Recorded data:

▼▼▼

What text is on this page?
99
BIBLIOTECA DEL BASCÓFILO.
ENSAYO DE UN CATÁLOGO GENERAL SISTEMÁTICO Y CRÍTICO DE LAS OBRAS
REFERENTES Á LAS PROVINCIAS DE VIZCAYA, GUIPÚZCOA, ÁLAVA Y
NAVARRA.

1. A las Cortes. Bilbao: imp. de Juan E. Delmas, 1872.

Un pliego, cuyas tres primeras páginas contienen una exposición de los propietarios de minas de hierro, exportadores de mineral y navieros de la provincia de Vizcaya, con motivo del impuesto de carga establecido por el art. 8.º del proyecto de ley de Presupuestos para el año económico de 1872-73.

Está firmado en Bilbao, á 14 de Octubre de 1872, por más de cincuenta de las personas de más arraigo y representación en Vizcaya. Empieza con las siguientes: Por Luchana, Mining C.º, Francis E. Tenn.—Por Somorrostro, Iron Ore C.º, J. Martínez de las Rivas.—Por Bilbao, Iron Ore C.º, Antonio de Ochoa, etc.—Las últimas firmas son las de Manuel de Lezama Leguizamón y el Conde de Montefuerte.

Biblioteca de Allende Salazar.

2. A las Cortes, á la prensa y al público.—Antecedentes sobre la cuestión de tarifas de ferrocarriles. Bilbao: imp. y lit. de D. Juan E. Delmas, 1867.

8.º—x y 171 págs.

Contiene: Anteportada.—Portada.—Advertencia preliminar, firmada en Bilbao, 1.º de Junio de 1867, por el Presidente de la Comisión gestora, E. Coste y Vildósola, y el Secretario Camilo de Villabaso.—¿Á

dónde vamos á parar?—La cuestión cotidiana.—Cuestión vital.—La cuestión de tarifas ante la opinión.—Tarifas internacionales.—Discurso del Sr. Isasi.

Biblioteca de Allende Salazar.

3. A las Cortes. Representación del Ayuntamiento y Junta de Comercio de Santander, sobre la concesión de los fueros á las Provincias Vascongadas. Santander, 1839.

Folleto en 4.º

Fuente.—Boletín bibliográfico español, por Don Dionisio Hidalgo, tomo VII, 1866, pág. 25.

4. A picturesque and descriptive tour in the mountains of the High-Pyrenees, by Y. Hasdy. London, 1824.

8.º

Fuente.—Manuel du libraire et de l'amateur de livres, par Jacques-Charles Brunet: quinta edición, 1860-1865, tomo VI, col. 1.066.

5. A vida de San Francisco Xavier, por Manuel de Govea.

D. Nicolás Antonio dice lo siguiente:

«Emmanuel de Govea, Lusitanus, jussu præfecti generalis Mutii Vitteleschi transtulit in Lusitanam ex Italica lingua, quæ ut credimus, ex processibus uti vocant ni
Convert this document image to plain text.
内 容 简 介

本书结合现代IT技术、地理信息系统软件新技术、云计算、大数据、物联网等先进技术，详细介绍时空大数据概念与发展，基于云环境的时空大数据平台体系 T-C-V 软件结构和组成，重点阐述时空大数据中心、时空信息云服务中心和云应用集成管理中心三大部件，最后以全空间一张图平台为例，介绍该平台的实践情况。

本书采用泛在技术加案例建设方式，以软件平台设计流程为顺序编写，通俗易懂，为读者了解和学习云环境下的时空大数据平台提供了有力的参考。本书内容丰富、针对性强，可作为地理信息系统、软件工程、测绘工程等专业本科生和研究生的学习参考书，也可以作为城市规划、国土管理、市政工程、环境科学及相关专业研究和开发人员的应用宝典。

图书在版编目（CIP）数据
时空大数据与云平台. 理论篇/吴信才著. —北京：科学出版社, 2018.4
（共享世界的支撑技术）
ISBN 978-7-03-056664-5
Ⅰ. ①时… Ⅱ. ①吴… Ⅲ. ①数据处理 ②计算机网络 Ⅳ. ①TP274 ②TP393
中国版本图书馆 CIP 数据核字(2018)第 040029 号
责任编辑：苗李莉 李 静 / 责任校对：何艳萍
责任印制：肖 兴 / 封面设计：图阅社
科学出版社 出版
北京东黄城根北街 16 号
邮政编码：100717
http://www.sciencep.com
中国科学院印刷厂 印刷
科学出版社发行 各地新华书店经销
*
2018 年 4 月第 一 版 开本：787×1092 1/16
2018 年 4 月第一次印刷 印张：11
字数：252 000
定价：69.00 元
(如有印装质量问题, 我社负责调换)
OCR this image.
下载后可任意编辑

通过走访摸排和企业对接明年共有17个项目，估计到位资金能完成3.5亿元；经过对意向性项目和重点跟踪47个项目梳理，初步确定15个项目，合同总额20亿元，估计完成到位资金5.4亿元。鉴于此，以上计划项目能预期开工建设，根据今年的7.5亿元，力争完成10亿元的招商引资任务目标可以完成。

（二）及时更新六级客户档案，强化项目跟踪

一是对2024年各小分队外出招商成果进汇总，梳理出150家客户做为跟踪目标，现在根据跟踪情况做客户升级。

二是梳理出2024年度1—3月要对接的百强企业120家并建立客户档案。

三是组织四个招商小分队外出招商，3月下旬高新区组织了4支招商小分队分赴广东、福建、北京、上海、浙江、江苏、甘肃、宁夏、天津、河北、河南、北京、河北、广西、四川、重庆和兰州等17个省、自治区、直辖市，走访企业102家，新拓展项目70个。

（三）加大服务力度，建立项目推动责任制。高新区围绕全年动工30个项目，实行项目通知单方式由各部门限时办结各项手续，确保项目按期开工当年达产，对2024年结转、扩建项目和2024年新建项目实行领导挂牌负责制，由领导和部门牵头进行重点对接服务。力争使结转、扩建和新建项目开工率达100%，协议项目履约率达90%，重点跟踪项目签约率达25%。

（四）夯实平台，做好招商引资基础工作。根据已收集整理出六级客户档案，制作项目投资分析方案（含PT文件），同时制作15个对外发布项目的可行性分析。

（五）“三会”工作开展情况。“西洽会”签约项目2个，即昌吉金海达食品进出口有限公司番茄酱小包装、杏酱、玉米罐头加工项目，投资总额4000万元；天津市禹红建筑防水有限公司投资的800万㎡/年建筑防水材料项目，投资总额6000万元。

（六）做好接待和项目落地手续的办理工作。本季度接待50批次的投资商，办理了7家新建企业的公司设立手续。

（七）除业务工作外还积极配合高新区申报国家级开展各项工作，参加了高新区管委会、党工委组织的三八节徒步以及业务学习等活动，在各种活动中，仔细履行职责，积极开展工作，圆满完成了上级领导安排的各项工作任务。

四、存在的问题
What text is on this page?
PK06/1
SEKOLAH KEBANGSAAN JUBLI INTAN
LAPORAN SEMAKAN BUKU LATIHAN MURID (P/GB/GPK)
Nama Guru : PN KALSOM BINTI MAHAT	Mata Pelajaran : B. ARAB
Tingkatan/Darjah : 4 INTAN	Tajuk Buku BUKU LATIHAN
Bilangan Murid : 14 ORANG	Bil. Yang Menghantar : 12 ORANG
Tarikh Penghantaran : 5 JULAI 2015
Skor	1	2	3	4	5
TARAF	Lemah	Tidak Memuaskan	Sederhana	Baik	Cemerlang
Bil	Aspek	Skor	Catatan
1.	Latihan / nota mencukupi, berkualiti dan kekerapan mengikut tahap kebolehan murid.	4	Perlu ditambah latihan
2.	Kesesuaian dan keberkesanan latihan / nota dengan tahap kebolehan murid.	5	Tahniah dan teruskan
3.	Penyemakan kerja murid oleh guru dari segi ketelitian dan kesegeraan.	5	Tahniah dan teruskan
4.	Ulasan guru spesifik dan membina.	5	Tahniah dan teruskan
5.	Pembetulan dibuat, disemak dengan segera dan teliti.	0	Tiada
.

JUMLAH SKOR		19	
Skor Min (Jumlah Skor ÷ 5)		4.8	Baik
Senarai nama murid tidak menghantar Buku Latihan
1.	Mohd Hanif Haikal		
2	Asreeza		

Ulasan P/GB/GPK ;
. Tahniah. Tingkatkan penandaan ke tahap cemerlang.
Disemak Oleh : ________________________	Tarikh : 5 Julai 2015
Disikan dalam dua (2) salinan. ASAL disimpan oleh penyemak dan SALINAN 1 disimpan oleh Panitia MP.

▲▲▲

* **What is being asked**
Filter the records above for lines containing the word "Govea", and copy those lines.

* **Solution to the exercise**
5. A vida de San Francisco Xavier, por Manuel de Govea.
«Emmanuel de Govea, Lusitanus, jussu præfecti generalis Mutii Vitteleschi transtulit in Lusitanam ex Italica lingua, quæ ut credimus, ex processibus uti vocant ni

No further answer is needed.